- **Provided text**:
Explorando el Día de Muertos en la clase de español
I love studying El Día de los Muertos each year with my students. I’m so glad that I teach in a school that welcomes this cultural exposure; I know that not all teachers are allowed to teach or even discuss this holiday, and I feel it’s truly an opportunity to bond with my students at the end of the very first quarter of the school year. I will never take it for granted, and I try to learn new things myself each and every year.
Below are some of my tried and true activities that have become my go-to lessons and stations activities for studying this important holiday. We are typically giving quarterly exams in my school around this time, and so I love to incorporate these activities as relaxing stations after the exam or even after independent review days. Students LOVE learning about this holiday, and it feels like a treat to spend time on culture after finishing our exams that are required by my school.
Some of these activities are specifically for an in-person setting (bookmarks, bulletin board, puzzle…) while other activities have been updated recently and can be adapted for a hybrid / digital setting. The task cards, for example, are ready for digital use with your students! You can print and use the task cards like normal, or use them through Google Classroom.
Prepping our students
I will say that regardless of ANY activities, clips, or discussions you plan to have, it is important to mention to your classes a few days in advance that you will be learning about the Day of the Dead. (Depending on your school’s expectations, you may need to let guardians know as well.)
If you choose the movie clip I have linked below, I think it is important that you let your students know ahead of time that you will be showing a short clip in class that references mourning the loss of a loved one. I always say to my students,
- “The opener tomorrow will be a short clip that will help us learn about the Day of the Dead. During this clip or during any of our discussion of this topic over the next few days, I want you to know that it’s ok to step out of class quietly for a few minutes. If for ANY reason you are uncomfortable during any of our discussion, please feel free to take a few minutes of space to yourself. I am letting you know today that if you choose to step out for a few minutes tomorrow, I will understand and I will take that as a sign that you are advocating for yourself to take a few minutes of space.”

- **Given exercise**: Pick up the teacher's post about Día de Muertos lessons right after its last sentence above, and keep writing it in the same voice.

- **Given records**:
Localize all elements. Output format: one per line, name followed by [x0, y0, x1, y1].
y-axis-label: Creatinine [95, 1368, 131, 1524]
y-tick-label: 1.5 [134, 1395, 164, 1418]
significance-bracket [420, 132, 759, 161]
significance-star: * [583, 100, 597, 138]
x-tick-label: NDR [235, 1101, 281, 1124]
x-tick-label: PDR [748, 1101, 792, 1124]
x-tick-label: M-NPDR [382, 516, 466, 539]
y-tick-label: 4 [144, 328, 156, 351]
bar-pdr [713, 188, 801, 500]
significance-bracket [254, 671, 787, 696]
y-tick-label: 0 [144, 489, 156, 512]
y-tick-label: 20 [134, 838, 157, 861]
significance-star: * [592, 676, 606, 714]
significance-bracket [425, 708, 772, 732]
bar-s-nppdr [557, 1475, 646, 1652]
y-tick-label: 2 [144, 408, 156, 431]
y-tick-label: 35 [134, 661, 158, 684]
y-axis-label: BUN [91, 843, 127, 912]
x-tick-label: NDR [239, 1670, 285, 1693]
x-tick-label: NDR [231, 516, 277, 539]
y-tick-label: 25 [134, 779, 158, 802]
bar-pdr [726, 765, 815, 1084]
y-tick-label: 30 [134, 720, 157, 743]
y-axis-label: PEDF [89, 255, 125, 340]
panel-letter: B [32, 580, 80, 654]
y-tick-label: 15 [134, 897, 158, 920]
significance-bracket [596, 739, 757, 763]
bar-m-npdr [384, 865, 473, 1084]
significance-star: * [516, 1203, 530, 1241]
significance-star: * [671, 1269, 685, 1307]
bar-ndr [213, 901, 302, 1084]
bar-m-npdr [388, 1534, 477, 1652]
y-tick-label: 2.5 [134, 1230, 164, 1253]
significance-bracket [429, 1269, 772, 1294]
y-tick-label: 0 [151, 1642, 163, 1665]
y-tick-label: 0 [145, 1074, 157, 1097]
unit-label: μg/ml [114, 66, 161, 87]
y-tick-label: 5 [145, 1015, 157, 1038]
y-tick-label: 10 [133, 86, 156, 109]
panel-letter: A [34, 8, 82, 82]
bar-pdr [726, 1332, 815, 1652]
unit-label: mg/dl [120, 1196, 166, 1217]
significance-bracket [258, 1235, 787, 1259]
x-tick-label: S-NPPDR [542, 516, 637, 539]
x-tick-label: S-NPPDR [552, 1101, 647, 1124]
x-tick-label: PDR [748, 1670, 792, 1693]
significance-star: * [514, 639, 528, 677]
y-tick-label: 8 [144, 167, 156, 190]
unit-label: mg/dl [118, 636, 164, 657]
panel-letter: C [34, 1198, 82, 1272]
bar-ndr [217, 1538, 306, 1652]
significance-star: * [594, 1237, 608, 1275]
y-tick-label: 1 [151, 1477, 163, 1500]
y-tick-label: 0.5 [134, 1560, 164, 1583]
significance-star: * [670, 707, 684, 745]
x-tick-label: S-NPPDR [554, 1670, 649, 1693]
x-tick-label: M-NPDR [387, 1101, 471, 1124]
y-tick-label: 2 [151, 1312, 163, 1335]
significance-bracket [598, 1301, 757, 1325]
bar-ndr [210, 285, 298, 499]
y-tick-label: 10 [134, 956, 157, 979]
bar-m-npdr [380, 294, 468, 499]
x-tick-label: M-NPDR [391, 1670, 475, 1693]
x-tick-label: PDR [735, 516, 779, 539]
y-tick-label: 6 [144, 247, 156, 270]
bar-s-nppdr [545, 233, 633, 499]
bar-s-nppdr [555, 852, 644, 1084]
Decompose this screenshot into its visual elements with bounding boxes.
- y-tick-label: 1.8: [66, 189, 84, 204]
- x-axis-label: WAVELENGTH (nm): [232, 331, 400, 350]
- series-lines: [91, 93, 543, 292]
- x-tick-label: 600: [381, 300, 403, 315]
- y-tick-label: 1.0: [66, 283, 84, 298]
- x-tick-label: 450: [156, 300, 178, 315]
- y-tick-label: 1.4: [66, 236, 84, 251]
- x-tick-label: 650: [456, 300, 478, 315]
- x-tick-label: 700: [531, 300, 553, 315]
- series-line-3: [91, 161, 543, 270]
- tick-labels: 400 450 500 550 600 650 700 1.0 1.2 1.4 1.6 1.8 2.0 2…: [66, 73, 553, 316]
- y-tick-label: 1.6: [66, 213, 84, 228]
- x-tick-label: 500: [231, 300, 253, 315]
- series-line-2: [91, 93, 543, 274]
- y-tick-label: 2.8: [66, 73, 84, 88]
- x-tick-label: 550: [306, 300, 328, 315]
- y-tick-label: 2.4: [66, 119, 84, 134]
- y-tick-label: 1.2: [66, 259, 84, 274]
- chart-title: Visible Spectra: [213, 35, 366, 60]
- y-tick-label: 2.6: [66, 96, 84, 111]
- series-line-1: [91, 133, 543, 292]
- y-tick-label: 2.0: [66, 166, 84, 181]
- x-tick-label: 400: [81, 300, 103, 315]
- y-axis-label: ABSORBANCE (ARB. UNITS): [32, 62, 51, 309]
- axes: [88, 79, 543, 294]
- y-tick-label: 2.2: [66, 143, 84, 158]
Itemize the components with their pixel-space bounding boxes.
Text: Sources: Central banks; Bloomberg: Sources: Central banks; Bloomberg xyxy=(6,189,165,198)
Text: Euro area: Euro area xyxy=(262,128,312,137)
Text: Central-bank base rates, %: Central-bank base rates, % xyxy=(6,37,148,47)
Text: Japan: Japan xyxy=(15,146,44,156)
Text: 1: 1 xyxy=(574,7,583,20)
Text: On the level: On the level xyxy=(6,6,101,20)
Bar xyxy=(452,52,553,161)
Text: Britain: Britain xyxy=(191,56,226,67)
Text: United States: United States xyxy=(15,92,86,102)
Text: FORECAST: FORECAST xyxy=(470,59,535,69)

- **Task result**:
Now, this is complete PERSONAL discretion and I’m not telling you to break any school rules or let your students run free through the halls. You know your students and their limits. I teach high school, and you may decide that for your students they need more structure (or a hall pass!) in order to leave your room. The reason I do it this way for this special circumstance is that I have found, sometimes, students don’t want to explain why they are uncomfortable watching a clip that has to do with death and mourning. And honestly – they don’t owe me any explanation. I don’t ever want my students to feel that they have to justify their feelings to me. Their feelings are valuable, and do not need explanation in order to exist.
In the various years I’ve shown the clip below, I’ve only ever had ONE student step out. So that’s at least 500 students…. and only ONE needed to take space for herself. And honestly – she was back as soon as the clip ended. I think she stood in the hallway, and waited for the classroom lights to come back on. She promptly came back in and returned to her seat, and furthermore she chose to participate in the remaining activities. For some reason, she was uncomfortable with sitting through the movie clip – and that’s just fine by me. She knew her limits and she did a great job of setting that boundary for herself in a respectful way. While only one student needed to leave the room; I am happy that ALL of my students knew they had that opportunity to set a boundary if they needed to.
Another way to approach this would be to find a classroom that is empty during your class block. With permission from that teacher, of course, you could allow students to sit with them for a few minutes, complete alternative assignments… etc. To be honest, I do not ever plan to offer alternative assignments during this time. If a student needs a few minutes out of class due to personal reasons, then I will ALWAYS allow them those minutes without trying to “get back” those minutes with another assignment. Because…. well… why!? (I could go on about this and compare it to “grind culture”, but that’s some rambling I’ll save for another post, ha!)
Activity 1. My Favorite Short Clip
NO prep — just play and discuss!
It is just 3 minutes! You will feel ALL the feelings during this clip: it warms my heart just thinking about it.
I absolutely love watching this clip with all of my classes each year. I look forward to it every year, and I don’t think I will ever get tired of it! The animation is beautiful, and it just feels much more *updated* compared to a lot of other clips I used to show in class.
Before the clip, I typically ask students what they know about El Día de Muertos. We have a discussion about ofrendas, about the significance of the holiday, the dates it takes place, the countries that celebrate, etc. We discuss what we do as Americans when we visit a grave (bring flowers, have quiet reflection and perhaps prayer, depending on religion.) We then compare those traditions to those of DDM: ofrendas, food, music, more of a celebration of life compared to quiet reflection. (I apologize if I am not very eloquent here!)
We talk about how neither culture is “right” or “correct” in their traditions. We remind ourselves that both cultures are remembering the dead in the way that brings the the most peace to those that are still living. Do you like to spend a lot of time with the cemetery, with your loved ones? That’s a wonderful way to honor them. Do you prefer a quick visit, quietly? Also wonderful. Both are respectful, both are valid. There is no “wrong.”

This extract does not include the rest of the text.